> _RECORDED DATA_:
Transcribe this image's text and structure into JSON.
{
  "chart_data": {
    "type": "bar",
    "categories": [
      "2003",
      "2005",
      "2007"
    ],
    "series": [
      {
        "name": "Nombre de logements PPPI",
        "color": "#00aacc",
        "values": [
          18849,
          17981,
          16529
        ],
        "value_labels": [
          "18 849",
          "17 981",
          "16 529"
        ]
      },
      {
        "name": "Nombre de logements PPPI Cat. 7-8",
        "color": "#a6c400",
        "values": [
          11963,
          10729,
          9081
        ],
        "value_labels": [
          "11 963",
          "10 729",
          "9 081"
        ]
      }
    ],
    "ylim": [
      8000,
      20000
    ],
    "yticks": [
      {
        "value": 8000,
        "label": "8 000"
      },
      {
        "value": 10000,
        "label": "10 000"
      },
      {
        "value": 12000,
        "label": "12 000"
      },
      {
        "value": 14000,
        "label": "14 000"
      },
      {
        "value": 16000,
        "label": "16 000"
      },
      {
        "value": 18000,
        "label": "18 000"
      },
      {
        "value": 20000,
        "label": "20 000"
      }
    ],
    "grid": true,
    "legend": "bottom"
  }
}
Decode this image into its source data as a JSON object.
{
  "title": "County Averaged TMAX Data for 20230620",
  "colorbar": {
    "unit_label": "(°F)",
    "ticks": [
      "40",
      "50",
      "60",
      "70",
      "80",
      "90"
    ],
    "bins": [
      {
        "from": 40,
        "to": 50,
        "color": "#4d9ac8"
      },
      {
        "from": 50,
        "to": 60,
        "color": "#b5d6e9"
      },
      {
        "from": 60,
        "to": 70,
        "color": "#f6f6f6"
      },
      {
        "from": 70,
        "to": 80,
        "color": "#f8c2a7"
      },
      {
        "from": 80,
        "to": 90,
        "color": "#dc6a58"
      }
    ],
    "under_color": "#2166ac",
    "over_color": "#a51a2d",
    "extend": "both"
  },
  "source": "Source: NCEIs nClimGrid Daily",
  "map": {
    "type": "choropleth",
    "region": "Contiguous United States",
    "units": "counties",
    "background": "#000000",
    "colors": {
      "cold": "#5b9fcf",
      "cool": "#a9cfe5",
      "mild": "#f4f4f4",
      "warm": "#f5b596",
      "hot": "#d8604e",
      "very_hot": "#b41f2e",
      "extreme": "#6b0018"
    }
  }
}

> _YOUR INSTRUCTIONS_: Lines that include the word "source" — how many are there in the data? Answer with the number alone.

> _REPLY_: 2